In full and without alteration, repeat the material.

TASK DATA:
=======

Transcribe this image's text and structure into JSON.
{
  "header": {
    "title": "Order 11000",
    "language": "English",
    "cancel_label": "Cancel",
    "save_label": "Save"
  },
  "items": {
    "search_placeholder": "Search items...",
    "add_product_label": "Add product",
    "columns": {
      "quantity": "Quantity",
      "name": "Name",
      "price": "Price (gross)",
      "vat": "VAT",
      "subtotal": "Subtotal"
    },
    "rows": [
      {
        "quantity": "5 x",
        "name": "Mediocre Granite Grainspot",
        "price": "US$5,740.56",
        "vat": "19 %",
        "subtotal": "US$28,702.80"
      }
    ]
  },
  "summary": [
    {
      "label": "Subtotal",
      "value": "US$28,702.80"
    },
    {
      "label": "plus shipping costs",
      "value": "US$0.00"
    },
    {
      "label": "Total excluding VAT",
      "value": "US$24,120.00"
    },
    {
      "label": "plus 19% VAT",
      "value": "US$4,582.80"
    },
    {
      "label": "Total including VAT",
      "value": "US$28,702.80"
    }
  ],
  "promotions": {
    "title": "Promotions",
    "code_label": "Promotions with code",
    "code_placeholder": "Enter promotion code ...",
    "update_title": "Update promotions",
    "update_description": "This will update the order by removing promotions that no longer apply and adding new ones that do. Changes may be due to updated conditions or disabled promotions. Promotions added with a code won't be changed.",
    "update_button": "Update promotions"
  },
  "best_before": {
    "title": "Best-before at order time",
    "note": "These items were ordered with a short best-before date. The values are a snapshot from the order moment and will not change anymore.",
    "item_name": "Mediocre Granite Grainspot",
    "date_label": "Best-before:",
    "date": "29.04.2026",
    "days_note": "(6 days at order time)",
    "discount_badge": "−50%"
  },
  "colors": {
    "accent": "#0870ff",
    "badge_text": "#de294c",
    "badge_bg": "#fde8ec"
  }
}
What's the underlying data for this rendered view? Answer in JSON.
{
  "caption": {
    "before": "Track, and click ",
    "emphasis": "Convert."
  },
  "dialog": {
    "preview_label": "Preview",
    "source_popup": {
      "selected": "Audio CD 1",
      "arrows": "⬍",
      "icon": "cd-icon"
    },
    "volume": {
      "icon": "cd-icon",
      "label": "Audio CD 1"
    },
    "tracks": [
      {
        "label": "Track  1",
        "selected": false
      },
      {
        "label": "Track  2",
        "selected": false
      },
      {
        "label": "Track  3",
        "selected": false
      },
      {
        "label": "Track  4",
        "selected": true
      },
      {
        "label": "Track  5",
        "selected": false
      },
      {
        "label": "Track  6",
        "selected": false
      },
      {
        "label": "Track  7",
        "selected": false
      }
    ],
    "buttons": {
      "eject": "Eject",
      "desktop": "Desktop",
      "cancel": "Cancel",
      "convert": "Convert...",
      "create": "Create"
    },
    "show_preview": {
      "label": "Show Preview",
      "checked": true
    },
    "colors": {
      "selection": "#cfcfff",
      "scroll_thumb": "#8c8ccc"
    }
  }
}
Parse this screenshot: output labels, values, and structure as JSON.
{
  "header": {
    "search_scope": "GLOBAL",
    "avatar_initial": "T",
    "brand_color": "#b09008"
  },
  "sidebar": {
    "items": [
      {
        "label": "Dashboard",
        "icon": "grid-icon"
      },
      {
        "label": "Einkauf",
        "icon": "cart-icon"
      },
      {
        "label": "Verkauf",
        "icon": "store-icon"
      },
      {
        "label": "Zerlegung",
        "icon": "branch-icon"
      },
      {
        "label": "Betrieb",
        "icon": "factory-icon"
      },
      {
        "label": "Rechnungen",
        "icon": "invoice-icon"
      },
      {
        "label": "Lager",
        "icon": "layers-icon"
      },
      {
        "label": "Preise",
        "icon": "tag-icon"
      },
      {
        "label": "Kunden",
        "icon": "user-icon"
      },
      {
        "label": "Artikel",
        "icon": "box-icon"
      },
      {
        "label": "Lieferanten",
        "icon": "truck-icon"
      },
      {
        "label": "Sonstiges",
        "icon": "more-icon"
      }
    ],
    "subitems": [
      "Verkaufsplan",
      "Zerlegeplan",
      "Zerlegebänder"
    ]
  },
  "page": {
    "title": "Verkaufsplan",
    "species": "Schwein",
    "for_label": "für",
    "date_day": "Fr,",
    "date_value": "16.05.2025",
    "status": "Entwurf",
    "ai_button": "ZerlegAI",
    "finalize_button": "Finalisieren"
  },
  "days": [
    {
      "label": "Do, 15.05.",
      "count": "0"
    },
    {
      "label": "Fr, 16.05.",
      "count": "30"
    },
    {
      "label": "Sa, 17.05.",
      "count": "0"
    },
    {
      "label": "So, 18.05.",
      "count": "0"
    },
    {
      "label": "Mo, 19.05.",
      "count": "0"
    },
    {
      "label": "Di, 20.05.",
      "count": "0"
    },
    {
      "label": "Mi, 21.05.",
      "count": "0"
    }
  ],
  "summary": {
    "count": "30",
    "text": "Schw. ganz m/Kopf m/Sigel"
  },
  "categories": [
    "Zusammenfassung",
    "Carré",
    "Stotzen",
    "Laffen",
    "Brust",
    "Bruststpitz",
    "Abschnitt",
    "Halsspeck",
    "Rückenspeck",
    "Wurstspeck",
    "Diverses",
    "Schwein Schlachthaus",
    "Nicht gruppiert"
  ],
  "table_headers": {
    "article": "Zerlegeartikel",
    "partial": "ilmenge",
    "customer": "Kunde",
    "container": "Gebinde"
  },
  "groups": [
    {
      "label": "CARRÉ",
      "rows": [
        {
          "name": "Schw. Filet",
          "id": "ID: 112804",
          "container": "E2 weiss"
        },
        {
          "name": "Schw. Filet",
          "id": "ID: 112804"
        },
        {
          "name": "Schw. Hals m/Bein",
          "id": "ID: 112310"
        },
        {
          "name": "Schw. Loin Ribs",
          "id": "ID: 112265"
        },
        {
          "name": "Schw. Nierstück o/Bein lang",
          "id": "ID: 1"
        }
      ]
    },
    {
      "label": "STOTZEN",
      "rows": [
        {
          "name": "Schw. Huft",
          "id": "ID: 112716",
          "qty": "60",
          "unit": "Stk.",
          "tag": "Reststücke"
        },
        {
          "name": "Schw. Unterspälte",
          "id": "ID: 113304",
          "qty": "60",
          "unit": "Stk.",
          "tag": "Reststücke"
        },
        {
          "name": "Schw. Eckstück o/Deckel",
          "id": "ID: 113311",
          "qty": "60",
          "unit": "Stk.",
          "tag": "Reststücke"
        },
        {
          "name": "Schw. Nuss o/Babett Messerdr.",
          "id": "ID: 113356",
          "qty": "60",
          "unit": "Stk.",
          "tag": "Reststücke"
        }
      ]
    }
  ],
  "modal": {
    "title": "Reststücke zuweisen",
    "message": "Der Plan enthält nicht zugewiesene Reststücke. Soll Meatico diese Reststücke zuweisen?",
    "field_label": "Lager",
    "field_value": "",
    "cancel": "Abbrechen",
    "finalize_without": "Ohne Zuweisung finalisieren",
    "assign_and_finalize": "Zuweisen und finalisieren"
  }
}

=======

RESPONSE FOR THIS EXERCISE:
Transcribe this image's text and structure into JSON.
{
  "header": {
    "title": "Order 11000",
    "language": "English",
    "cancel_label": "Cancel",
    "save_label": "Save"
  },
  "items": {
    "search_placeholder": "Search items...",
    "add_product_label": "Add product",
    "columns": {
      "quantity": "Quantity",
      "name": "Name",
      "price": "Price (gross)",
      "vat": "VAT",
      "subtotal": "Subtotal"
    },
    "rows": [
      {
        "quantity": "5 x",
        "name": "Mediocre Granite Grainspot",
        "price": "US$5,740.56",
        "vat": "19 %",
        "subtotal": "US$28,702.80"
      }
    ]
  },
  "summary": [
    {
      "label": "Subtotal",
      "value": "US$28,702.80"
    },
    {
      "label": "plus shipping costs",
      "value": "US$0.00"
    },
    {
      "label": "Total excluding VAT",
      "value": "US$24,120.00"
    },
    {
      "label": "plus 19% VAT",
      "value": "US$4,582.80"
    },
    {
      "label": "Total including VAT",
      "value": "US$28,702.80"
    }
  ],
  "promotions": {
    "title": "Promotions",
    "code_label": "Promotions with code",
    "code_placeholder": "Enter promotion code ...",
    "update_title": "Update promotions",
    "update_description": "This will update the order by removing promotions that no longer apply and adding new ones that do. Changes may be due to updated conditions or disabled promotions. Promotions added with a code won't be changed.",
    "update_button": "Update promotions"
  },
  "best_before": {
    "title": "Best-before at order time",
    "note": "These items were ordered with a short best-before date. The values are a snapshot from the order moment and will not change anymore.",
    "item_name": "Mediocre Granite Grainspot",
    "date_label": "Best-before:",
    "date": "29.04.2026",
    "days_note": "(6 days at order time)",
    "discount_badge": "−50%"
  },
  "colors": {
    "accent": "#0870ff",
    "badge_text": "#de294c",
    "badge_bg": "#fde8ec"
  }
}
What's the underlying data for this rendered view? Answer in JSON.
{
  "caption": {
    "before": "Track, and click ",
    "emphasis": "Convert."
  },
  "dialog": {
    "preview_label": "Preview",
    "source_popup": {
      "selected": "Audio CD 1",
      "arrows": "⬍",
      "icon": "cd-icon"
    },
    "volume": {
      "icon": "cd-icon",
      "label": "Audio CD 1"
    },
    "tracks": [
      {
        "label": "Track  1",
        "selected": false
      },
      {
        "label": "Track  2",
        "selected": false
      },
      {
        "label": "Track  3",
        "selected": false
      },
      {
        "label": "Track  4",
        "selected": true
      },
      {
        "label": "Track  5",
        "selected": false
      },
      {
        "label": "Track  6",
        "selected": false
      },
      {
        "label": "Track  7",
        "selected": false
      }
    ],
    "buttons": {
      "eject": "Eject",
      "desktop": "Desktop",
      "cancel": "Cancel",
      "convert": "Convert...",
      "create": "Create"
    },
    "show_preview": {
      "label": "Show Preview",
      "checked": true
    },
    "colors": {
      "selection": "#cfcfff",
      "scroll_thumb": "#8c8ccc"
    }
  }
}
Parse this screenshot: output labels, values, and structure as JSON.
{
  "header": {
    "search_scope": "GLOBAL",
    "avatar_initial": "T",
    "brand_color": "#b09008"
  },
  "sidebar": {
    "items": [
      {
        "label": "Dashboard",
        "icon": "grid-icon"
      },
      {
        "label": "Einkauf",
        "icon": "cart-icon"
      },
      {
        "label": "Verkauf",
        "icon": "store-icon"
      },
      {
        "label": "Zerlegung",
        "icon": "branch-icon"
      },
      {
        "label": "Betrieb",
        "icon": "factory-icon"
      },
      {
        "label": "Rechnungen",
        "icon": "invoice-icon"
      },
      {
        "label": "Lager",
        "icon": "layers-icon"
      },
      {
        "label": "Preise",
        "icon": "tag-icon"
      },
      {
        "label": "Kunden",
        "icon": "user-icon"
      },
      {
        "label": "Artikel",
        "icon": "box-icon"
      },
      {
        "label": "Lieferanten",
        "icon": "truck-icon"
      },
      {
        "label": "Sonstiges",
        "icon": "more-icon"
      }
    ],
    "subitems": [
      "Verkaufsplan",
      "Zerlegeplan",
      "Zerlegebänder"
    ]
  },
  "page": {
    "title": "Verkaufsplan",
    "species": "Schwein",
    "for_label": "für",
    "date_day": "Fr,",
    "date_value": "16.05.2025",
    "status": "Entwurf",
    "ai_button": "ZerlegAI",
    "finalize_button": "Finalisieren"
  },
  "days": [
    {
      "label": "Do, 15.05.",
      "count": "0"
    },
    {
      "label": "Fr, 16.05.",
      "count": "30"
    },
    {
      "label": "Sa, 17.05.",
      "count": "0"
    },
    {
      "label": "So, 18.05.",
      "count": "0"
    },
    {
      "label": "Mo, 19.05.",
      "count": "0"
    },
    {
      "label": "Di, 20.05.",
      "count": "0"
    },
    {
      "label": "Mi, 21.05.",
      "count": "0"
    }
  ],
  "summary": {
    "count": "30",
    "text": "Schw. ganz m/Kopf m/Sigel"
  },
  "categories": [
    "Zusammenfassung",
    "Carré",
    "Stotzen",
    "Laffen",
    "Brust",
    "Bruststpitz",
    "Abschnitt",
    "Halsspeck",
    "Rückenspeck",
    "Wurstspeck",
    "Diverses",
    "Schwein Schlachthaus",
    "Nicht gruppiert"
  ],
  "table_headers": {
    "article": "Zerlegeartikel",
    "partial": "ilmenge",
    "customer": "Kunde",
    "container": "Gebinde"
  },
  "groups": [
    {
      "label": "CARRÉ",
      "rows": [
        {
          "name": "Schw. Filet",
          "id": "ID: 112804",
          "container": "E2 weiss"
        },
        {
          "name": "Schw. Filet",
          "id": "ID: 112804"
        },
        {
          "name": "Schw. Hals m/Bein",
          "id": "ID: 112310"
        },
        {
          "name": "Schw. Loin Ribs",
          "id": "ID: 112265"
        },
        {
          "name": "Schw. Nierstück o/Bein lang",
          "id": "ID: 1"
        }
      ]
    },
    {
      "label": "STOTZEN",
      "rows": [
        {
          "name": "Schw. Huft",
          "id": "ID: 112716",
          "qty": "60",
          "unit": "Stk.",
          "tag": "Reststücke"
        },
        {
          "name": "Schw. Unterspälte",
          "id": "ID: 113304",
          "qty": "60",
          "unit": "Stk.",
          "tag": "Reststücke"
        },
        {
          "name": "Schw. Eckstück o/Deckel",
          "id": "ID: 113311",
          "qty": "60",
          "unit": "Stk.",
          "tag": "Reststücke"
        },
        {
          "name": "Schw. Nuss o/Babett Messerdr.",
          "id": "ID: 113356",
          "qty": "60",
          "unit": "Stk.",
          "tag": "Reststücke"
        }
      ]
    }
  ],
  "modal": {
    "title": "Reststücke zuweisen",
    "message": "Der Plan enthält nicht zugewiesene Reststücke. Soll Meatico diese Reststücke zuweisen?",
    "field_label": "Lager",
    "field_value": "",
    "cancel": "Abbrechen",
    "finalize_without": "Ohne Zuweisung finalisieren",
    "assign_and_finalize": "Zuweisen und finalisieren"
  }
}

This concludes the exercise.